▸ Data excerpts
....................
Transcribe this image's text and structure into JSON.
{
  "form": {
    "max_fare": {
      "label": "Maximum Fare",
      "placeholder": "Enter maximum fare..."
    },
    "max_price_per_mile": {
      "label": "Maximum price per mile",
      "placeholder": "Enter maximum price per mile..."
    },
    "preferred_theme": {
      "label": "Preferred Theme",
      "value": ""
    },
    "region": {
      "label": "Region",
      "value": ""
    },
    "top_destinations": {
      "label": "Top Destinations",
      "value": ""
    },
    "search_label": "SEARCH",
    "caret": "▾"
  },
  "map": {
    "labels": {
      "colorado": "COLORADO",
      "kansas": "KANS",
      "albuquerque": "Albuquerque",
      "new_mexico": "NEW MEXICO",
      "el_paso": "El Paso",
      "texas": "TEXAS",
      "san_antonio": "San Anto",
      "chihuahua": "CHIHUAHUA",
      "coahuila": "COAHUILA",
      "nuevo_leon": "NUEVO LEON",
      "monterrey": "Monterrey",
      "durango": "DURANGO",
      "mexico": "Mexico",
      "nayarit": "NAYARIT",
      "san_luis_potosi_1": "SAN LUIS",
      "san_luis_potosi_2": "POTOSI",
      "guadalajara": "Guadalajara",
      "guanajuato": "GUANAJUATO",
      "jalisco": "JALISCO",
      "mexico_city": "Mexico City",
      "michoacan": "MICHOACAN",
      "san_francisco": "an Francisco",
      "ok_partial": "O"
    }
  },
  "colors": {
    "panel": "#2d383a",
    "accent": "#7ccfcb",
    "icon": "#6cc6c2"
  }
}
....................
▸ TASK GOAL
Extract the data in full. Keep it word for word.

▸ WRITTEN SOLUTION
Transcribe this image's text and structure into JSON.
{
  "form": {
    "max_fare": {
      "label": "Maximum Fare",
      "placeholder": "Enter maximum fare..."
    },
    "max_price_per_mile": {
      "label": "Maximum price per mile",
      "placeholder": "Enter maximum price per mile..."
    },
    "preferred_theme": {
      "label": "Preferred Theme",
      "value": ""
    },
    "region": {
      "label": "Region",
      "value": ""
    },
    "top_destinations": {
      "label": "Top Destinations",
      "value": ""
    },
    "search_label": "SEARCH",
    "caret": "▾"
  },
  "map": {
    "labels": {
      "colorado": "COLORADO",
      "kansas": "KANS",
      "albuquerque": "Albuquerque",
      "new_mexico": "NEW MEXICO",
      "el_paso": "El Paso",
      "texas": "TEXAS",
      "san_antonio": "San Anto",
      "chihuahua": "CHIHUAHUA",
      "coahuila": "COAHUILA",
      "nuevo_leon": "NUEVO LEON",
      "monterrey": "Monterrey",
      "durango": "DURANGO",
      "mexico": "Mexico",
      "nayarit": "NAYARIT",
      "san_luis_potosi_1": "SAN LUIS",
      "san_luis_potosi_2": "POTOSI",
      "guadalajara": "Guadalajara",
      "guanajuato": "GUANAJUATO",
      "jalisco": "JALISCO",
      "mexico_city": "Mexico City",
      "michoacan": "MICHOACAN",
      "san_francisco": "an Francisco",
      "ok_partial": "O"
    }
  },
  "colors": {
    "panel": "#2d383a",
    "accent": "#7ccfcb",
    "icon": "#6cc6c2"
  }
}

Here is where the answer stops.